## Supplied data
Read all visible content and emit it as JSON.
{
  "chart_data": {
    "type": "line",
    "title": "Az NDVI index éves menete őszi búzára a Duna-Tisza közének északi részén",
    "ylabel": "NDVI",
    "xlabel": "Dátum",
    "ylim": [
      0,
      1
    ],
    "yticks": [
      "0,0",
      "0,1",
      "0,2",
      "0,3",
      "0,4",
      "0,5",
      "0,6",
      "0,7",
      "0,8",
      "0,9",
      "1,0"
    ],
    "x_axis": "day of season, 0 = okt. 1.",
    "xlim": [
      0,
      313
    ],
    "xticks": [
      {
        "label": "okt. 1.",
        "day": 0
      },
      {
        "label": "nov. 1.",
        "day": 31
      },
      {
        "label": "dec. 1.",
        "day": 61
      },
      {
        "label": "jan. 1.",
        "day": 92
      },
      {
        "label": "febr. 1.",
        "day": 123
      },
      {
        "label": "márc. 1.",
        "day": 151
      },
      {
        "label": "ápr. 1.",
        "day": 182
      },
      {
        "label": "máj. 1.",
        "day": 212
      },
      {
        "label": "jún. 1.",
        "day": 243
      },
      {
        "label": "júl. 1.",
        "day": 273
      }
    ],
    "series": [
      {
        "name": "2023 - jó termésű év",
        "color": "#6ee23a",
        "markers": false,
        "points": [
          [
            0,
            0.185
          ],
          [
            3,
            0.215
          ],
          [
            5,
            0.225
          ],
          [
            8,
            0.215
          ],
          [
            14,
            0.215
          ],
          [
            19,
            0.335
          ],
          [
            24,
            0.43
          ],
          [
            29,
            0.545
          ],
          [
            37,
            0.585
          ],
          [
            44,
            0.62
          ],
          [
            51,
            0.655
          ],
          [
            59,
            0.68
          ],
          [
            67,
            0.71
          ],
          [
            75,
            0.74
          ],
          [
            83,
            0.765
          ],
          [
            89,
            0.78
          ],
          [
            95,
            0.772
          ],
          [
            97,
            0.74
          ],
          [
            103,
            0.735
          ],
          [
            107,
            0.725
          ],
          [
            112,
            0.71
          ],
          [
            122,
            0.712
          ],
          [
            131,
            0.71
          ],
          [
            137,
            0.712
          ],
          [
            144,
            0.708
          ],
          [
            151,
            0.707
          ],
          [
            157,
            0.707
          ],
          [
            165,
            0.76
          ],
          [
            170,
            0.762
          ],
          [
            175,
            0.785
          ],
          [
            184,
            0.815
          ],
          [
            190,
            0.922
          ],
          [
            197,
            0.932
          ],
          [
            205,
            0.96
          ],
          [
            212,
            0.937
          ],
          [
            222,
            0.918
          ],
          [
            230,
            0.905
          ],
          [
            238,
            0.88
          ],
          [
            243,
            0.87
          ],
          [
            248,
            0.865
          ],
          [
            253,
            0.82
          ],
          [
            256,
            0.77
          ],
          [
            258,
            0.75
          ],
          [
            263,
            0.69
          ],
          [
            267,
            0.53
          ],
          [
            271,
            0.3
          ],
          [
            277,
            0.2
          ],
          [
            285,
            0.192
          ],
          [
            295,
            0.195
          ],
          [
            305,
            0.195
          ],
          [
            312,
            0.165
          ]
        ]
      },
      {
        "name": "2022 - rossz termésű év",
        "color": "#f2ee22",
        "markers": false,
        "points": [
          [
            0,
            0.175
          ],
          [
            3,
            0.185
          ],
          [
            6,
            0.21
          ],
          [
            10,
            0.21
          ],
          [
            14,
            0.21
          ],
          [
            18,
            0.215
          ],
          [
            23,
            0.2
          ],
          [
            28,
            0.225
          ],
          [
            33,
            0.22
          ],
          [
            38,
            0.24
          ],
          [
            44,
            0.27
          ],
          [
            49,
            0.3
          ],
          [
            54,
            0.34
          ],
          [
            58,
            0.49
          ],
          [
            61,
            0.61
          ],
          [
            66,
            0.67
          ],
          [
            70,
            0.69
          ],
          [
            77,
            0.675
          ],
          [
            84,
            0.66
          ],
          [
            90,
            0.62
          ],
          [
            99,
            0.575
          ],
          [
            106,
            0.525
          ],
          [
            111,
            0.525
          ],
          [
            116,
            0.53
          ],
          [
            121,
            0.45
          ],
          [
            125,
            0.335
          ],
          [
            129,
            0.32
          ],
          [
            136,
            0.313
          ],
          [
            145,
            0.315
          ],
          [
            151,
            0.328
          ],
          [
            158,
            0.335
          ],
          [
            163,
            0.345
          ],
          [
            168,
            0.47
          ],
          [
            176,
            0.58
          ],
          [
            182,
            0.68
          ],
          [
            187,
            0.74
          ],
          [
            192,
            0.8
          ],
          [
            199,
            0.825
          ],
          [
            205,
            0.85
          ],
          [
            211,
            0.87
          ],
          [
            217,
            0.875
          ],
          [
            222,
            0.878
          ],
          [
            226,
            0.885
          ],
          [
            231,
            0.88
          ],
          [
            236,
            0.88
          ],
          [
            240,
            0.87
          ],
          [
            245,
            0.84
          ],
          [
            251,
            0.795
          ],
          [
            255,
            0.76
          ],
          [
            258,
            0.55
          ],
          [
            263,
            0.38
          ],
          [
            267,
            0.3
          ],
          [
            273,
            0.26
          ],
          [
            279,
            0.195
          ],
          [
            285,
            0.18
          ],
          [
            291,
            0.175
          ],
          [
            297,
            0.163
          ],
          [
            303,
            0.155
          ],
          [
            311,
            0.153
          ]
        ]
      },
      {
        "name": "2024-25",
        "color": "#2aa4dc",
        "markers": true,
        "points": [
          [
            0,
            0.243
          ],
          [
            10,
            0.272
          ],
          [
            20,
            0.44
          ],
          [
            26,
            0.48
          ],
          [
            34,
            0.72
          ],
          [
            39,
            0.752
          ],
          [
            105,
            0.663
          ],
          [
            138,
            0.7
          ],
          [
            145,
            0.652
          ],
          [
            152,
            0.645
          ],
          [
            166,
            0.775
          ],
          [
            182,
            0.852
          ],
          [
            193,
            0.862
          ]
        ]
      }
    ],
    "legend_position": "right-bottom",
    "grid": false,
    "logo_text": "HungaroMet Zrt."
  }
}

## Exercise aim
Write out the data exactly as it stands.

## Full answer
Read all visible content and emit it as JSON.
{
  "chart_data": {
    "type": "line",
    "title": "Az NDVI index éves menete őszi búzára a Duna-Tisza közének északi részén",
    "ylabel": "NDVI",
    "xlabel": "Dátum",
    "ylim": [
      0,
      1
    ],
    "yticks": [
      "0,0",
      "0,1",
      "0,2",
      "0,3",
      "0,4",
      "0,5",
      "0,6",
      "0,7",
      "0,8",
      "0,9",
      "1,0"
    ],
    "x_axis": "day of season, 0 = okt. 1.",
    "xlim": [
      0,
      313
    ],
    "xticks": [
      {
        "label": "okt. 1.",
        "day": 0
      },
      {
        "label": "nov. 1.",
        "day": 31
      },
      {
        "label": "dec. 1.",
        "day": 61
      },
      {
        "label": "jan. 1.",
        "day": 92
      },
      {
        "label": "febr. 1.",
        "day": 123
      },
      {
        "label": "márc. 1.",
        "day": 151
      },
      {
        "label": "ápr. 1.",
        "day": 182
      },
      {
        "label": "máj. 1.",
        "day": 212
      },
      {
        "label": "jún. 1.",
        "day": 243
      },
      {
        "label": "júl. 1.",
        "day": 273
      }
    ],
    "series": [
      {
        "name": "2023 - jó termésű év",
        "color": "#6ee23a",
        "markers": false,
        "points": [
          [
            0,
            0.185
          ],
          [
            3,
            0.215
          ],
          [
            5,
            0.225
          ],
          [
            8,
            0.215
          ],
          [
            14,
            0.215
          ],
          [
            19,
            0.335
          ],
          [
            24,
            0.43
          ],
          [
            29,
            0.545
          ],
          [
            37,
            0.585
          ],
          [
            44,
            0.62
          ],
          [
            51,
            0.655
          ],
          [
            59,
            0.68
          ],
          [
            67,
            0.71
          ],
          [
            75,
            0.74
          ],
          [
            83,
            0.765
          ],
          [
            89,
            0.78
          ],
          [
            95,
            0.772
          ],
          [
            97,
            0.74
          ],
          [
            103,
            0.735
          ],
          [
            107,
            0.725
          ],
          [
            112,
            0.71
          ],
          [
            122,
            0.712
          ],
          [
            131,
            0.71
          ],
          [
            137,
            0.712
          ],
          [
            144,
            0.708
          ],
          [
            151,
            0.707
          ],
          [
            157,
            0.707
          ],
          [
            165,
            0.76
          ],
          [
            170,
            0.762
          ],
          [
            175,
            0.785
          ],
          [
            184,
            0.815
          ],
          [
            190,
            0.922
          ],
          [
            197,
            0.932
          ],
          [
            205,
            0.96
          ],
          [
            212,
            0.937
          ],
          [
            222,
            0.918
          ],
          [
            230,
            0.905
          ],
          [
            238,
            0.88
          ],
          [
            243,
            0.87
          ],
          [
            248,
            0.865
          ],
          [
            253,
            0.82
          ],
          [
            256,
            0.77
          ],
          [
            258,
            0.75
          ],
          [
            263,
            0.69
          ],
          [
            267,
            0.53
          ],
          [
            271,
            0.3
          ],
          [
            277,
            0.2
          ],
          [
            285,
            0.192
          ],
          [
            295,
            0.195
          ],
          [
            305,
            0.195
          ],
          [
            312,
            0.165
          ]
        ]
      },
      {
        "name": "2022 - rossz termésű év",
        "color": "#f2ee22",
        "markers": false,
        "points": [
          [
            0,
            0.175
          ],
          [
            3,
            0.185
          ],
          [
            6,
            0.21
          ],
          [
            10,
            0.21
          ],
          [
            14,
            0.21
          ],
          [
            18,
            0.215
          ],
          [
            23,
            0.2
          ],
          [
            28,
            0.225
          ],
          [
            33,
            0.22
          ],
          [
            38,
            0.24
          ],
          [
            44,
            0.27
          ],
          [
            49,
            0.3
          ],
          [
            54,
            0.34
          ],
          [
            58,
            0.49
          ],
          [
            61,
            0.61
          ],
          [
            66,
            0.67
          ],
          [
            70,
            0.69
          ],
          [
            77,
            0.675
          ],
          [
            84,
            0.66
          ],
          [
            90,
            0.62
          ],
          [
            99,
            0.575
          ],
          [
            106,
            0.525
          ],
          [
            111,
            0.525
          ],
          [
            116,
            0.53
          ],
          [
            121,
            0.45
          ],
          [
            125,
            0.335
          ],
          [
            129,
            0.32
          ],
          [
            136,
            0.313
          ],
          [
            145,
            0.315
          ],
          [
            151,
            0.328
          ],
          [
            158,
            0.335
          ],
          [
            163,
            0.345
          ],
          [
            168,
            0.47
          ],
          [
            176,
            0.58
          ],
          [
            182,
            0.68
          ],
          [
            187,
            0.74
          ],
          [
            192,
            0.8
          ],
          [
            199,
            0.825
          ],
          [
            205,
            0.85
          ],
          [
            211,
            0.87
          ],
          [
            217,
            0.875
          ],
          [
            222,
            0.878
          ],
          [
            226,
            0.885
          ],
          [
            231,
            0.88
          ],
          [
            236,
            0.88
          ],
          [
            240,
            0.87
          ],
          [
            245,
            0.84
          ],
          [
            251,
            0.795
          ],
          [
            255,
            0.76
          ],
          [
            258,
            0.55
          ],
          [
            263,
            0.38
          ],
          [
            267,
            0.3
          ],
          [
            273,
            0.26
          ],
          [
            279,
            0.195
          ],
          [
            285,
            0.18
          ],
          [
            291,
            0.175
          ],
          [
            297,
            0.163
          ],
          [
            303,
            0.155
          ],
          [
            311,
            0.153
          ]
        ]
      },
      {
        "name": "2024-25",
        "color": "#2aa4dc",
        "markers": true,
        "points": [
          [
            0,
            0.243
          ],
          [
            10,
            0.272
          ],
          [
            20,
            0.44
          ],
          [
            26,
            0.48
          ],
          [
            34,
            0.72
          ],
          [
            39,
            0.752
          ],
          [
            105,
            0.663
          ],
          [
            138,
            0.7
          ],
          [
            145,
            0.652
          ],
          [
            152,
            0.645
          ],
          [
            166,
            0.775
          ],
          [
            182,
            0.852
          ],
          [
            193,
            0.862
          ]
        ]
      }
    ],
    "legend_position": "right-bottom",
    "grid": false,
    "logo_text": "HungaroMet Zrt."
  }
}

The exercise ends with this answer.